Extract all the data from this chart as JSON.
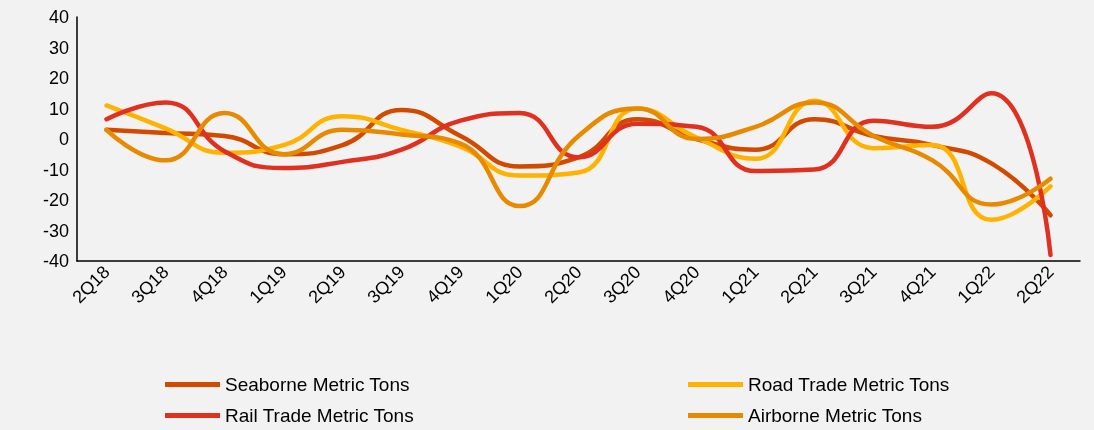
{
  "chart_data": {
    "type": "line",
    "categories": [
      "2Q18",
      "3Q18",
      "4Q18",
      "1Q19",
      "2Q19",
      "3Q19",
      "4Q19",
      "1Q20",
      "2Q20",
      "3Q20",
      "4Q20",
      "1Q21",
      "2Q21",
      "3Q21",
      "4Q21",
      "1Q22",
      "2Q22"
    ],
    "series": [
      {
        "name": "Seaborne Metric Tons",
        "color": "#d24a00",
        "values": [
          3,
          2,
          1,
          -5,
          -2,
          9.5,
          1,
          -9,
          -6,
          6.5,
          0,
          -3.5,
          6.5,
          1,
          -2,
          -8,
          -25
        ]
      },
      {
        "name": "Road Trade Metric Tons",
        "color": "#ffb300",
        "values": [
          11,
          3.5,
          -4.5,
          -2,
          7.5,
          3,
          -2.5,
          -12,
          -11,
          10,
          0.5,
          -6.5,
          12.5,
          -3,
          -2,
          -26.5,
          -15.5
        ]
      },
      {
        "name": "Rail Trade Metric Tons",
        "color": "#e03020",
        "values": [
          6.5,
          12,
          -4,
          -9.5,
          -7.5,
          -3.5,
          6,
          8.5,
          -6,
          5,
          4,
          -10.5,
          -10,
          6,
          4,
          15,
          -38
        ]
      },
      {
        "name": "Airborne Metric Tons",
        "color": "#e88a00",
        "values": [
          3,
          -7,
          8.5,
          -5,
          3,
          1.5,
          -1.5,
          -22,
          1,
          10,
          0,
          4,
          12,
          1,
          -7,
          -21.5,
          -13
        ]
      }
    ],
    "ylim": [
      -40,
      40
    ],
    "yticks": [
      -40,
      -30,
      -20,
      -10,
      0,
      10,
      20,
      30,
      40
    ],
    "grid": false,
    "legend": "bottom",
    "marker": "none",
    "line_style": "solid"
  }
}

┄┄┄┄┄┄┄┄┄┄┄┄┄┄┄┄┄┄┄┄

Exercise objective: Which lines of the material contain the string "Tons"? List each of them.

Response to this task:
        "name": "Seaborne Metric Tons",
        "name": "Road Trade Metric Tons",
        "name": "Rail Trade Metric Tons",
        "name": "Airborne Metric Tons",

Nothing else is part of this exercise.